++++ GIVEN RECORDS ++++

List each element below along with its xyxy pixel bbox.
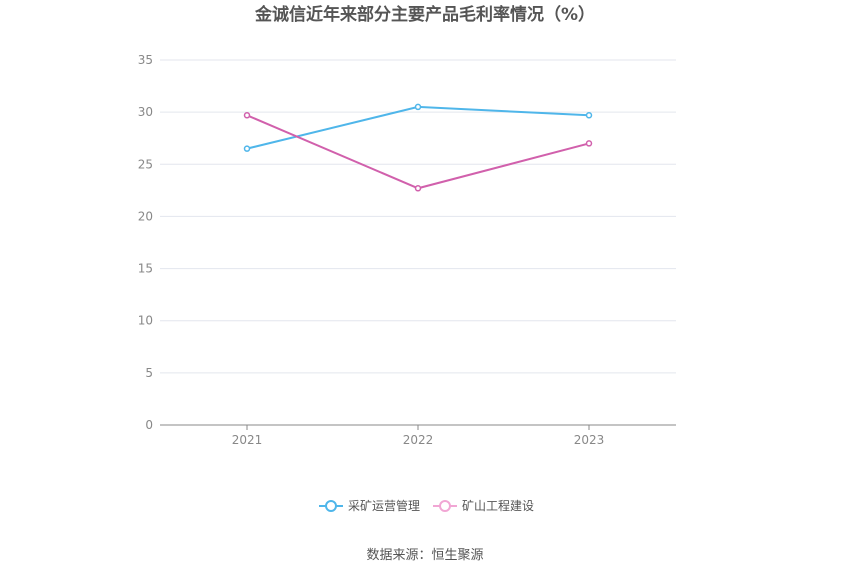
legend-label: 采矿运营管理 xyxy=(348,498,420,513)
x-tick-label: 2022 xyxy=(403,433,434,447)
y-tick-label: 35 xyxy=(138,53,153,67)
gridlines xyxy=(160,59,676,374)
x-axis: 2021 2022 2023 xyxy=(232,425,605,447)
series-group xyxy=(243,103,593,192)
y-tick-label: 15 xyxy=(138,262,153,276)
data-point[interactable] xyxy=(414,103,422,111)
data-point[interactable] xyxy=(414,185,422,192)
y-tick-label: 30 xyxy=(138,105,153,119)
x-tick-label: 2023 xyxy=(574,433,605,447)
y-tick-label: 20 xyxy=(138,209,153,223)
data-point[interactable] xyxy=(243,112,251,119)
y-axis: 0 5 10 15 20 25 30 35 xyxy=(138,53,153,432)
legend-marker-icon xyxy=(325,500,337,512)
series-line-1 xyxy=(246,105,590,150)
data-point[interactable] xyxy=(243,145,251,152)
legend-marker-icon xyxy=(439,500,451,512)
data-point[interactable] xyxy=(585,140,593,147)
y-tick-label: 5 xyxy=(145,366,153,380)
legend[interactable]: 采矿运营管理 矿山工程建设 xyxy=(319,498,534,513)
y-tick-label: 0 xyxy=(145,418,153,432)
legend-label: 矿山工程建设 xyxy=(462,498,534,513)
source-note: 数据来源：恒生聚源 xyxy=(366,548,483,563)
legend-item-2[interactable]: 矿山工程建设 xyxy=(433,498,534,513)
legend-item-1[interactable]: 采矿运营管理 xyxy=(319,498,420,513)
x-tick-label: 2021 xyxy=(232,433,263,447)
y-tick-label: 25 xyxy=(138,157,153,171)
series-line-2 xyxy=(246,114,590,190)
chart-title: 金诚信近年来部分主要产品毛利率情况（%） xyxy=(254,4,595,25)
y-tick-label: 10 xyxy=(138,314,153,328)
data-point[interactable] xyxy=(585,112,593,119)
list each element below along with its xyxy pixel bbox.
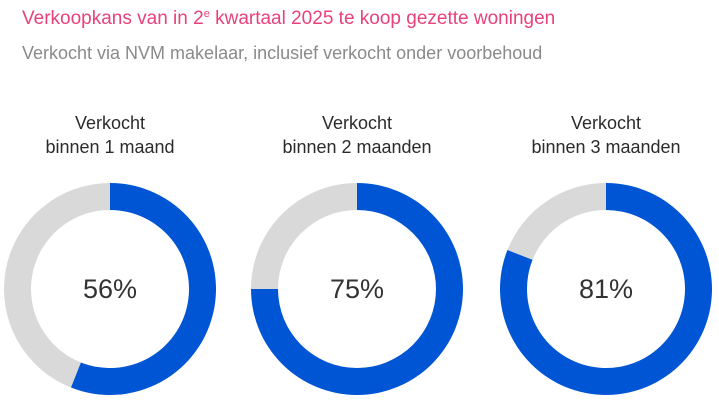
donut-value-label: 56% xyxy=(83,274,137,304)
donut-value-label: 75% xyxy=(330,274,384,304)
chart-subtitle: Verkocht via NVM makelaar, inclusief ver… xyxy=(22,43,543,63)
donut-chart-2: Verkocht binnen 2 maanden 75% xyxy=(251,113,463,395)
donut-label-line: binnen 2 maanden xyxy=(282,137,431,157)
donut-label-line: Verkocht xyxy=(571,113,641,133)
chart-title: Verkoopkans van in 2e kwartaal 2025 te k… xyxy=(22,8,555,30)
donut-label-line: Verkocht xyxy=(322,113,392,133)
donut-value-label: 81% xyxy=(579,274,633,304)
donut-chart-1: Verkocht binnen 1 maand 56% xyxy=(4,113,217,395)
donut-chart-3: Verkocht binnen 3 maanden 81% xyxy=(499,113,712,396)
donut-remainder-arc xyxy=(4,183,111,388)
donut-label-line: Verkocht xyxy=(75,113,145,133)
title-text-end: kwartaal 2025 te koop gezette woningen xyxy=(209,8,556,29)
donut-value-arc xyxy=(70,183,217,395)
title-text-start: Verkoopkans van in 2 xyxy=(22,8,204,29)
donut-remainder-arc xyxy=(251,183,357,289)
donut-remainder-arc xyxy=(507,183,606,260)
donut-label-line: binnen 1 maand xyxy=(45,137,174,157)
donut-label-line: binnen 3 maanden xyxy=(531,137,680,157)
title-superscript: e xyxy=(203,8,210,20)
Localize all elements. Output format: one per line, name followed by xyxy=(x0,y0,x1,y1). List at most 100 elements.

++++

EXERCISE GOAL » Update the lines starting with the line containing "donut-value-label: 56% xyxy=(83,274,137,304)" and going on through the line containing "donut-label-line: Verkocht xyxy=(322,113,392,133)" by replacing "maanden" with "weken", and leave everything else unchanged. Give only those updated lines.

SOLUTION TO THIS PROBLEM »
donut-value-label: 56% xyxy=(83,274,137,304)
donut-value-label: 75% xyxy=(330,274,384,304)
chart-subtitle: Verkocht via NVM makelaar, inclusief ver… xyxy=(22,43,543,63)
donut-chart-2: Verkocht binnen 2 weken 75% xyxy=(251,113,463,395)
donut-label-line: binnen 2 weken xyxy=(282,137,431,157)
donut-label-line: Verkocht xyxy=(571,113,641,133)
chart-title: Verkoopkans van in 2e kwartaal 2025 te k… xyxy=(22,8,555,30)
donut-label-line: Verkocht xyxy=(322,113,392,133)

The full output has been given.